## [Exercise]
Return the whole listing, line for line, without the pictures in it.

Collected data
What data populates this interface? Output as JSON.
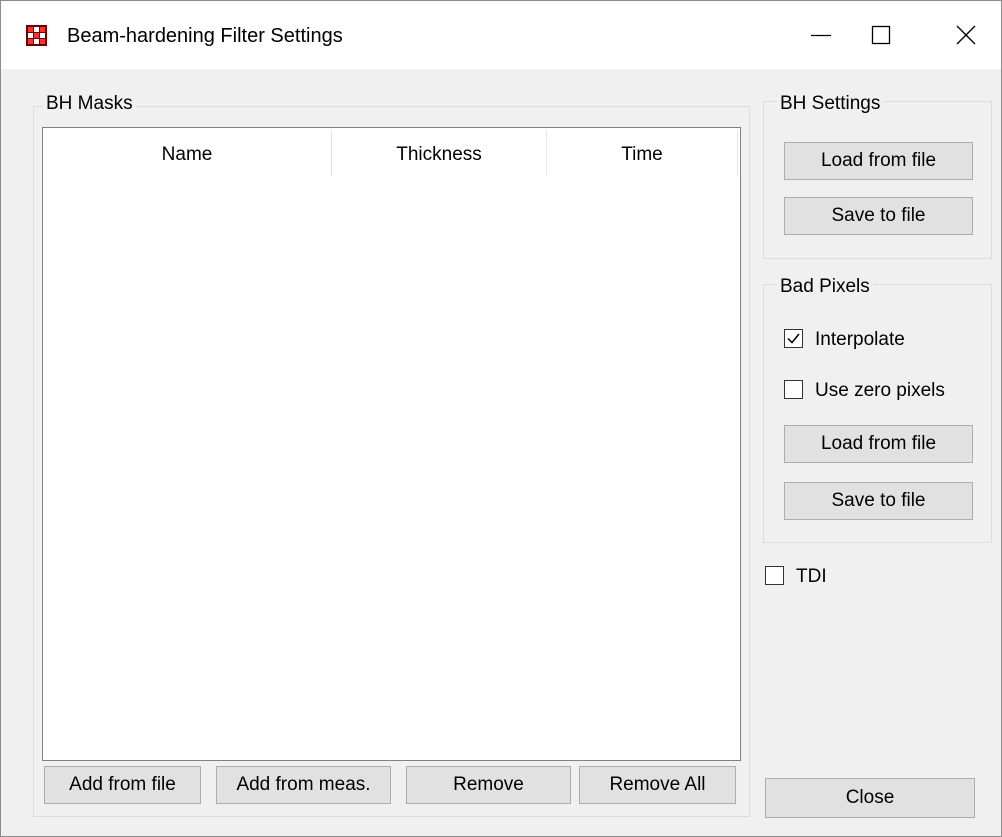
{
  "window": {
    "title": "Beam-hardening Filter Settings",
    "icon": "grid-app-icon",
    "controls": [
      "minimize-icon",
      "maximize-icon",
      "close-icon"
    ]
  },
  "bh_masks": {
    "label": "BH Masks",
    "columns": [
      "Name",
      "Thickness",
      "Time"
    ],
    "rows": [],
    "buttons": {
      "add_from_file": "Add from file",
      "add_from_meas": "Add from meas.",
      "remove": "Remove",
      "remove_all": "Remove All"
    }
  },
  "bh_settings": {
    "label": "BH Settings",
    "load": "Load from file",
    "save": "Save to file"
  },
  "bad_pixels": {
    "label": "Bad Pixels",
    "interpolate": {
      "label": "Interpolate",
      "checked": true
    },
    "use_zero": {
      "label": "Use zero pixels",
      "checked": false
    },
    "load": "Load from file",
    "save": "Save to file"
  },
  "tdi": {
    "label": "TDI",
    "checked": false
  },
  "close_button": "Close"
}
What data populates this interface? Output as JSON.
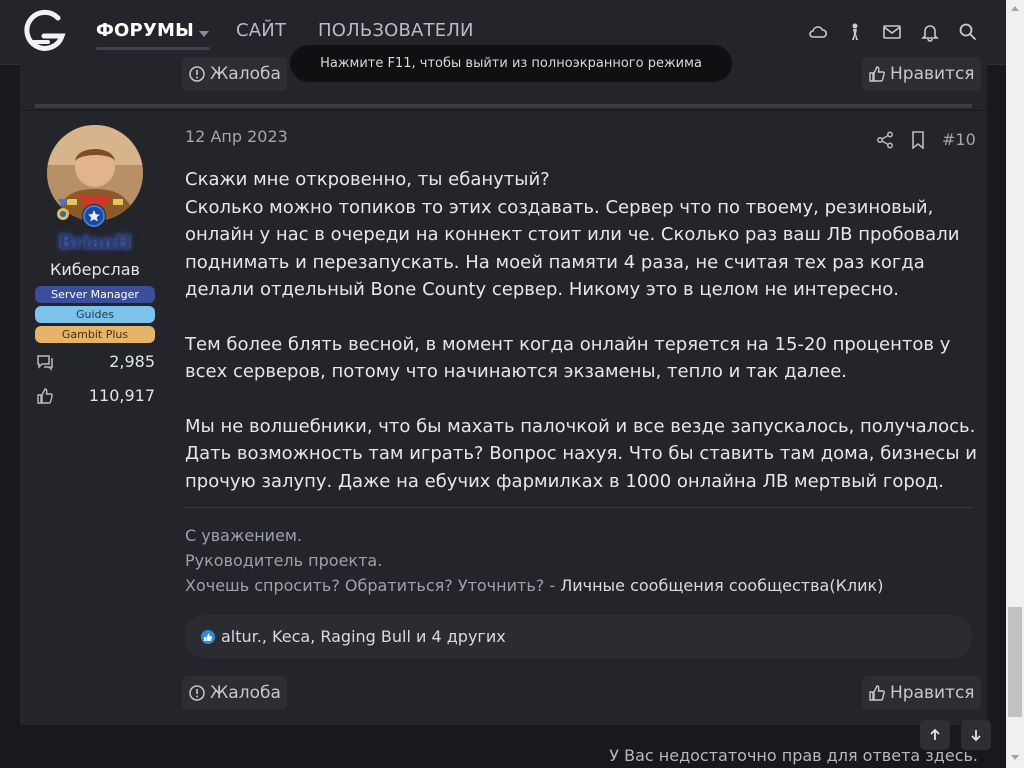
{
  "nav": {
    "forums": "ФОРУМЫ",
    "site": "САЙТ",
    "users": "ПОЛЬЗОВАТЕЛИ"
  },
  "fullscreen_hint": "Нажмите F11, чтобы выйти из полноэкранного режима",
  "prev_post": {
    "report_label": "Жалоба",
    "like_label": "Нравится"
  },
  "post": {
    "date": "12 Апр 2023",
    "number": "#10",
    "author": {
      "name": "BrianH",
      "title": "Киберслав",
      "badges": [
        {
          "label": "Server Manager",
          "bg": "#3b4e9a",
          "fg": "#ffffff"
        },
        {
          "label": "Guides",
          "bg": "#7cc2ea",
          "fg": "#1d3b50"
        },
        {
          "label": "Gambit Plus",
          "bg": "#e6b36a",
          "fg": "#4a3212"
        }
      ],
      "messages": "2,985",
      "reactions": "110,917"
    },
    "body": [
      "Скажи мне откровенно, ты ебанутый?\nСколько можно топиков то этих создавать. Сервер что по твоему, резиновый, онлайн у нас в очереди на коннект стоит или че. Сколько раз ваш ЛВ пробовали поднимать и перезапускать. На моей памяти 4 раза, не считая тех раз когда делали отдельный Bone County сервер. Никому это в целом не интересно.",
      "Тем более блять весной, в момент когда онлайн теряется на 15-20 процентов у всех серверов, потому что начинаются экзамены, тепло и так далее.",
      "Мы не волшебники, что бы махать палочкой и все везде запускалось, получалось. Дать возможность там играть? Вопрос нахуя. Что бы ставить там дома, бизнесы и прочую залупу. Даже на ебучих фармилках в 1000 онлайна ЛВ мертвый город."
    ],
    "signature": {
      "line1": "С уважением.",
      "line2": "Руководитель проекта.",
      "line3_prefix": "Хочешь спросить? Обратиться? Уточнить? - ",
      "line3_link": "Личные сообщения сообщества(Клик)"
    },
    "reactions_text": "altur., Keca, Raging Bull и 4 других",
    "report_label": "Жалоба",
    "like_label": "Нравится"
  },
  "footer": {
    "no_rights": "У Вас недостаточно прав для ответа здесь."
  },
  "colors": {
    "background": "#18191d",
    "panel": "#23252a",
    "accent_blue": "#2e8ce0"
  }
}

## [Final result]
What data populates this interface? Output as JSON.
{
  "window": {
    "title": "Beam-hardening Filter Settings",
    "icon": "grid-app-icon",
    "controls": [
      "minimize-icon",
      "maximize-icon",
      "close-icon"
    ]
  },
  "bh_masks": {
    "label": "BH Masks",
    "columns": [
      "Name",
      "Thickness",
      "Time"
    ],
    "rows": [],
    "buttons": {
      "add_from_file": "Add from file",
      "add_from_meas": "Add from meas.",
      "remove": "Remove",
      "remove_all": "Remove All"
    }
  },
  "bh_settings": {
    "label": "BH Settings",
    "load": "Load from file",
    "save": "Save to file"
  },
  "bad_pixels": {
    "label": "Bad Pixels",
    "interpolate": {
      "label": "Interpolate",
      "checked": true
    },
    "use_zero": {
      "label": "Use zero pixels",
      "checked": false
    },
    "load": "Load from file",
    "save": "Save to file"
  },
  "tdi": {
    "label": "TDI",
    "checked": false
  },
  "close_button": "Close"
}
What data populates this interface? Output as JSON.
{
  "nav": {
    "forums": "ФОРУМЫ",
    "site": "САЙТ",
    "users": "ПОЛЬЗОВАТЕЛИ"
  },
  "fullscreen_hint": "Нажмите F11, чтобы выйти из полноэкранного режима",
  "prev_post": {
    "report_label": "Жалоба",
    "like_label": "Нравится"
  },
  "post": {
    "date": "12 Апр 2023",
    "number": "#10",
    "author": {
      "name": "BrianH",
      "title": "Киберслав",
      "badges": [
        {
          "label": "Server Manager",
          "bg": "#3b4e9a",
          "fg": "#ffffff"
        },
        {
          "label": "Guides",
          "bg": "#7cc2ea",
          "fg": "#1d3b50"
        },
        {
          "label": "Gambit Plus",
          "bg": "#e6b36a",
          "fg": "#4a3212"
        }
      ],
      "messages": "2,985",
      "reactions": "110,917"
    },
    "body": [
      "Скажи мне откровенно, ты ебанутый?\nСколько можно топиков то этих создавать. Сервер что по твоему, резиновый, онлайн у нас в очереди на коннект стоит или че. Сколько раз ваш ЛВ пробовали поднимать и перезапускать. На моей памяти 4 раза, не считая тех раз когда делали отдельный Bone County сервер. Никому это в целом не интересно.",
      "Тем более блять весной, в момент когда онлайн теряется на 15-20 процентов у всех серверов, потому что начинаются экзамены, тепло и так далее.",
      "Мы не волшебники, что бы махать палочкой и все везде запускалось, получалось. Дать возможность там играть? Вопрос нахуя. Что бы ставить там дома, бизнесы и прочую залупу. Даже на ебучих фармилках в 1000 онлайна ЛВ мертвый город."
    ],
    "signature": {
      "line1": "С уважением.",
      "line2": "Руководитель проекта.",
      "line3_prefix": "Хочешь спросить? Обратиться? Уточнить? - ",
      "line3_link": "Личные сообщения сообщества(Клик)"
    },
    "reactions_text": "altur., Keca, Raging Bull и 4 других",
    "report_label": "Жалоба",
    "like_label": "Нравится"
  },
  "footer": {
    "no_rights": "У Вас недостаточно прав для ответа здесь."
  },
  "colors": {
    "background": "#18191d",
    "panel": "#23252a",
    "accent_blue": "#2e8ce0"
  }
}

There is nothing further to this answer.